"""

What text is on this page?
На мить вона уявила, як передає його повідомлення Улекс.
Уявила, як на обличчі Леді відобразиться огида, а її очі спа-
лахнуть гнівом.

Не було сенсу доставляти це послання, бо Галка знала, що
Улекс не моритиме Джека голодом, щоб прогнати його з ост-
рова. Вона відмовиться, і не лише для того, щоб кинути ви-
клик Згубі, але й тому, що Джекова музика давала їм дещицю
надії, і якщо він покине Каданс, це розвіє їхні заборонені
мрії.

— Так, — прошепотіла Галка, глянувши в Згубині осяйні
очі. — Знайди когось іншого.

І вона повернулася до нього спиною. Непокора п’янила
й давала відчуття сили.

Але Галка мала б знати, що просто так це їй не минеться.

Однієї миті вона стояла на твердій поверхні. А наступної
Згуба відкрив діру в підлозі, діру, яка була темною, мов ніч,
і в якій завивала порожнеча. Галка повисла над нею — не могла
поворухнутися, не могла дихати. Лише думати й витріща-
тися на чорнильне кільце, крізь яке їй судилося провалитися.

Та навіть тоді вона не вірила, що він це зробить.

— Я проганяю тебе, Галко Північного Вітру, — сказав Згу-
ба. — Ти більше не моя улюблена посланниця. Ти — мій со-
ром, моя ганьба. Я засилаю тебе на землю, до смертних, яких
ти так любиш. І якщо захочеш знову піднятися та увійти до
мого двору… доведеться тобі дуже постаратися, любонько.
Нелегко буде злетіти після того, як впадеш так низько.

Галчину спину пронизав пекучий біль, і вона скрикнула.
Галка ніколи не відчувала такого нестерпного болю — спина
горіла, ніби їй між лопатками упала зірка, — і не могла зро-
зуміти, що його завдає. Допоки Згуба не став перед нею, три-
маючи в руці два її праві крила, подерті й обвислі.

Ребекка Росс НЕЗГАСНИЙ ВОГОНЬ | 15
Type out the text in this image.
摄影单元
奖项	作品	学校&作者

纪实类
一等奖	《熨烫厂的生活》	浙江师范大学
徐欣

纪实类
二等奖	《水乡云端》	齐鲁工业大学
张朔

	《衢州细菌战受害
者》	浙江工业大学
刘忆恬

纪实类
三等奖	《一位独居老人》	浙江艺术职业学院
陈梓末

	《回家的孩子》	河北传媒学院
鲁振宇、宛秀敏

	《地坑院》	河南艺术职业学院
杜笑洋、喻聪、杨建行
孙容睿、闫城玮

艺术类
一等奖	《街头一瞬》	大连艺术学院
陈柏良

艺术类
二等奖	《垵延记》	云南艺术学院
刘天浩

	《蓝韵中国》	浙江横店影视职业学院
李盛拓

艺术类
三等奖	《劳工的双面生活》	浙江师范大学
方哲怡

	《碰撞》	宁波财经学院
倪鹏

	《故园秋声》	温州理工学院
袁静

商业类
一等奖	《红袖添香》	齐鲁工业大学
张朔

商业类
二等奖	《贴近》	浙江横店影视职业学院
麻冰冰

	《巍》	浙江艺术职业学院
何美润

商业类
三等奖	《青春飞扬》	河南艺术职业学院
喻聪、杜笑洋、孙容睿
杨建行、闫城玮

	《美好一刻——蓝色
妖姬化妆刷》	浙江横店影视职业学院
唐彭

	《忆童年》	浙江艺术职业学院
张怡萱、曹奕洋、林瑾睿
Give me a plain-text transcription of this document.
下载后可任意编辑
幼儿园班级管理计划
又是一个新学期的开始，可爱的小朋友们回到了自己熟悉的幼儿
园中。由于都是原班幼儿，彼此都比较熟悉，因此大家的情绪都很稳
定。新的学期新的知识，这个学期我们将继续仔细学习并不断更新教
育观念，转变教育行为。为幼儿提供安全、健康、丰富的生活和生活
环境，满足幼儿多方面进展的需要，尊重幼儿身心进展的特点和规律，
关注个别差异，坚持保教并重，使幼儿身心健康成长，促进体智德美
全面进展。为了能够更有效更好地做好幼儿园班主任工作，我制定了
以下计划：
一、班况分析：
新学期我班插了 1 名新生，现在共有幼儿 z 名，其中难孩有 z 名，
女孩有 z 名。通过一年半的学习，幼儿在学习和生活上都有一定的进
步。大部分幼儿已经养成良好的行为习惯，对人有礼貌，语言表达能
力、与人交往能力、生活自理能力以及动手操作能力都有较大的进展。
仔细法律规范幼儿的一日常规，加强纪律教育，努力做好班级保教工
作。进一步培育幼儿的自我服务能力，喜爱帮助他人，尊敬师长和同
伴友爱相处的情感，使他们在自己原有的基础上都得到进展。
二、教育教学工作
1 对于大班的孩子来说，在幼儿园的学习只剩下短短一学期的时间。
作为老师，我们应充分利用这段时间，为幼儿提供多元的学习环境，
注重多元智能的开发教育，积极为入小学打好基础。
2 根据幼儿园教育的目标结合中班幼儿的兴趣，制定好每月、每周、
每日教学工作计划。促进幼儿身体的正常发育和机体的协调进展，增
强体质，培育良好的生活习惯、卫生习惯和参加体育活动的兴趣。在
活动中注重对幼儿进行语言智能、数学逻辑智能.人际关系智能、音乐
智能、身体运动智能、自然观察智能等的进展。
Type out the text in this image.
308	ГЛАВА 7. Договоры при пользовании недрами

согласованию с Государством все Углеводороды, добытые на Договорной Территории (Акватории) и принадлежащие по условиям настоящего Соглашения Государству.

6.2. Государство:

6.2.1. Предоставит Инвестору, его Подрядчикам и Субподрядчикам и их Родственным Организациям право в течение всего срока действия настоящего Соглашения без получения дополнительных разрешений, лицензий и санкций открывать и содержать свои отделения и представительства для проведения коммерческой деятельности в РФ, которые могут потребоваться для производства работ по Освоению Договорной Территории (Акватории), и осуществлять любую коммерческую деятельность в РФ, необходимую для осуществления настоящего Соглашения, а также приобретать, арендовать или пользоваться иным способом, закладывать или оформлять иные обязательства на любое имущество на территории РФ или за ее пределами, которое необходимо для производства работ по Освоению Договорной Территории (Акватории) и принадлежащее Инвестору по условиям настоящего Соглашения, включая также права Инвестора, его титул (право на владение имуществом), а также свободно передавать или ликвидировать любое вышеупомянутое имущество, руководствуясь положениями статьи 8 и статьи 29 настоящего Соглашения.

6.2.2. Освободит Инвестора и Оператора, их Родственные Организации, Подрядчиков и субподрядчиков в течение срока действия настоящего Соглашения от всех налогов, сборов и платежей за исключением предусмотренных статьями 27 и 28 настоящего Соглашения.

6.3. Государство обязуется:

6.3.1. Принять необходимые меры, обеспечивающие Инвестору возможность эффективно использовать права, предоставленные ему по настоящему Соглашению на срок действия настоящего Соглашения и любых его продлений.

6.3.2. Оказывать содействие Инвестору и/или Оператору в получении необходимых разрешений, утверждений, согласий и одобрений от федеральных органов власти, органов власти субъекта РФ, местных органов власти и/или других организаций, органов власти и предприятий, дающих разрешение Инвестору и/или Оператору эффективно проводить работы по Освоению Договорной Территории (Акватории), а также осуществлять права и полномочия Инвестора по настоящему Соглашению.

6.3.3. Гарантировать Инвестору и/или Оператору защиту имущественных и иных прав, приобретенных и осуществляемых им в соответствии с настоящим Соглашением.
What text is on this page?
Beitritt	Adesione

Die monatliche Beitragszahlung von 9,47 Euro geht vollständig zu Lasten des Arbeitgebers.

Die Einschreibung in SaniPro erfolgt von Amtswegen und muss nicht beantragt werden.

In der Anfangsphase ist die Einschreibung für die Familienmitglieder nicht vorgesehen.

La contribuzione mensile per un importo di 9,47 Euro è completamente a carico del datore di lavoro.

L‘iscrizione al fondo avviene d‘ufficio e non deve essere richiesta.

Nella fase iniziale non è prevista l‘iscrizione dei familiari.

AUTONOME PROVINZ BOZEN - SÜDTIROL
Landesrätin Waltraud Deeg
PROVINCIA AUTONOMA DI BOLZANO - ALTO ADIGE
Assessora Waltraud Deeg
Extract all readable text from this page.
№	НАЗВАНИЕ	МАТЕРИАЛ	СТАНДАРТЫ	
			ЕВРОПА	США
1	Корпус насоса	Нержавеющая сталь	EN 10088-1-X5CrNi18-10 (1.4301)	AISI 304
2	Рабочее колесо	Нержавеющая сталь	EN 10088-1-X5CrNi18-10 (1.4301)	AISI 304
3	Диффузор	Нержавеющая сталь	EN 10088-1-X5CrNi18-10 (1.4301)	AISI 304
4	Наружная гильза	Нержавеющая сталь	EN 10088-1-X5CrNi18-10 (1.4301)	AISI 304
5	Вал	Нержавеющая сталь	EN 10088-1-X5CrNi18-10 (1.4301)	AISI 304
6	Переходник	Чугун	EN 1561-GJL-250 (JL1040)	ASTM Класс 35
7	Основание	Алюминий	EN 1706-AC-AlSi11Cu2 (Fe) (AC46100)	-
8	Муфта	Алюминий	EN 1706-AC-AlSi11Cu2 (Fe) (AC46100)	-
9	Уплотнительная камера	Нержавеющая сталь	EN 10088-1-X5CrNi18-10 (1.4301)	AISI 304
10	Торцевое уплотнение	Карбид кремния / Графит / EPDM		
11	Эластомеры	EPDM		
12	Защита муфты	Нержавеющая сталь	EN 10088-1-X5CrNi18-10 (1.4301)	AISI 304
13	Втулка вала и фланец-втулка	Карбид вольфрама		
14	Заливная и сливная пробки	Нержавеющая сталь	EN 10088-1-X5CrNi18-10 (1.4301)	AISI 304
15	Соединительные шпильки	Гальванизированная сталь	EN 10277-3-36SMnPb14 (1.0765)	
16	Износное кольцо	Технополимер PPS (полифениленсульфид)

"""

## Problem details
Using the listing above, list every line in which the string "сталь" occurs.

## Written solution
1	Корпус насоса	Нержавеющая сталь	EN 10088-1-X5CrNi18-10 (1.4301)	AISI 304
2	Рабочее колесо	Нержавеющая сталь	EN 10088-1-X5CrNi18-10 (1.4301)	AISI 304
3	Диффузор	Нержавеющая сталь	EN 10088-1-X5CrNi18-10 (1.4301)	AISI 304
4	Наружная гильза	Нержавеющая сталь	EN 10088-1-X5CrNi18-10 (1.4301)	AISI 304
5	Вал	Нержавеющая сталь	EN 10088-1-X5CrNi18-10 (1.4301)	AISI 304
9	Уплотнительная камера	Нержавеющая сталь	EN 10088-1-X5CrNi18-10 (1.4301)	AISI 304
12	Защита муфты	Нержавеющая сталь	EN 10088-1-X5CrNi18-10 (1.4301)	AISI 304
14	Заливная и сливная пробки	Нержавеющая сталь	EN 10088-1-X5CrNi18-10 (1.4301)	AISI 304
15	Соединительные шпильки	Гальванизированная сталь	EN 10277-3-36SMnPb14 (1.0765)	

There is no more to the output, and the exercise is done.